DATA EXTRACT =>
• • •
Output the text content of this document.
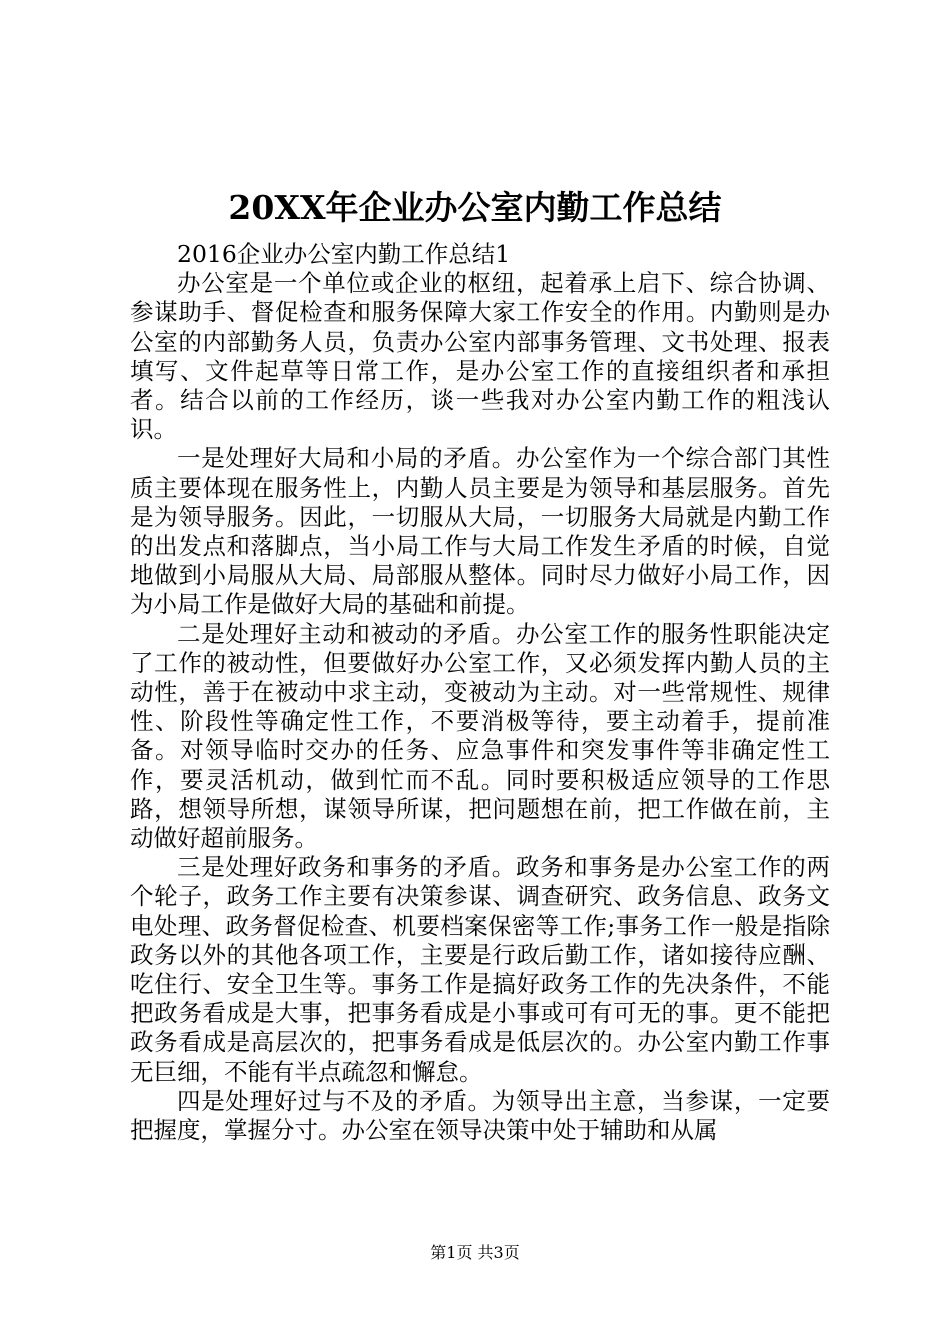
20XX年企业办公室内勤工作总结

2016企业办公室内勤工作总结1

办公室是一个单位或企业的枢纽，起着承上启下、综合协调、参谋助手、督促检查和服务保障大家工作安全的作用。内勤则是办公室的内部勤务人员，负责办公室内部事务管理、文书处理、报表填写、文件起草等日常工作，是办公室工作的直接组织者和承担者。结合以前的工作经历，谈一些我对办公室内勤工作的粗浅认识。

一是处理好大局和小局的矛盾。办公室作为一个综合部门其性质主要体现在服务性上，内勤人员主要是为领导和基层服务。首先是为领导服务。因此，一切服从大局，一切服务大局就是内勤工作的出发点和落脚点，当小局工作与大局工作发生矛盾的时候，自觉地做到小局服从大局、局部服从整体。同时尽力做好小局工作，因为小局工作是做好大局的基础和前提。

二是处理好主动和被动的矛盾。办公室工作的服务性职能决定了工作的被动性，但要做好办公室工作，又必须发挥内勤人员的主动性，善于在被动中求主动，变被动为主动。对一些常规性、规律性、阶段性等确定性工作，不要消极等待，要主动着手，提前准备。对领导临时交办的任务、应急事件和突发事件等非确定性工作，要灵活机动，做到忙而不乱。同时要积极适应领导的工作思路，想领导所想，谋领导所谋，把问题想在前，把工作做在前，主动做好超前服务。

三是处理好政务和事务的矛盾。政务和事务是办公室工作的两个轮子，政务工作主要有决策参谋、调查研究、政务信息、政务文电处理、政务督促检查、机要档案保密等工作;事务工作一般是指除政务以外的其他各项工作，主要是行政后勤工作，诸如接待应酬、吃住行、安全卫生等。事务工作是搞好政务工作的先决条件，不能把政务看成是大事，把事务看成是小事或可有可无的事。更不能把政务看成是高层次的，把事务看成是低层次的。办公室内勤工作事无巨细，不能有半点疏忽和懈怠。

四是处理好过与不及的矛盾。为领导出主意，当参谋，一定要把握度，掌握分寸。办公室在领导决策中处于辅助和从属

第1页 共3页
• • •
TASK TO CARRY OUT => Word for word, quote the lines above. Omit the pictures.

FINISHED ANSWER =>
Output the text content of this document.
20XX年企业办公室内勤工作总结

2016企业办公室内勤工作总结1

办公室是一个单位或企业的枢纽，起着承上启下、综合协调、参谋助手、督促检查和服务保障大家工作安全的作用。内勤则是办公室的内部勤务人员，负责办公室内部事务管理、文书处理、报表填写、文件起草等日常工作，是办公室工作的直接组织者和承担者。结合以前的工作经历，谈一些我对办公室内勤工作的粗浅认识。

一是处理好大局和小局的矛盾。办公室作为一个综合部门其性质主要体现在服务性上，内勤人员主要是为领导和基层服务。首先是为领导服务。因此，一切服从大局，一切服务大局就是内勤工作的出发点和落脚点，当小局工作与大局工作发生矛盾的时候，自觉地做到小局服从大局、局部服从整体。同时尽力做好小局工作，因为小局工作是做好大局的基础和前提。

二是处理好主动和被动的矛盾。办公室工作的服务性职能决定了工作的被动性，但要做好办公室工作，又必须发挥内勤人员的主动性，善于在被动中求主动，变被动为主动。对一些常规性、规律性、阶段性等确定性工作，不要消极等待，要主动着手，提前准备。对领导临时交办的任务、应急事件和突发事件等非确定性工作，要灵活机动，做到忙而不乱。同时要积极适应领导的工作思路，想领导所想，谋领导所谋，把问题想在前，把工作做在前，主动做好超前服务。

三是处理好政务和事务的矛盾。政务和事务是办公室工作的两个轮子，政务工作主要有决策参谋、调查研究、政务信息、政务文电处理、政务督促检查、机要档案保密等工作;事务工作一般是指除政务以外的其他各项工作，主要是行政后勤工作，诸如接待应酬、吃住行、安全卫生等。事务工作是搞好政务工作的先决条件，不能把政务看成是大事，把事务看成是小事或可有可无的事。更不能把政务看成是高层次的，把事务看成是低层次的。办公室内勤工作事无巨细，不能有半点疏忽和懈怠。

四是处理好过与不及的矛盾。为领导出主意，当参谋，一定要把握度，掌握分寸。办公室在领导决策中处于辅助和从属

第1页 共3页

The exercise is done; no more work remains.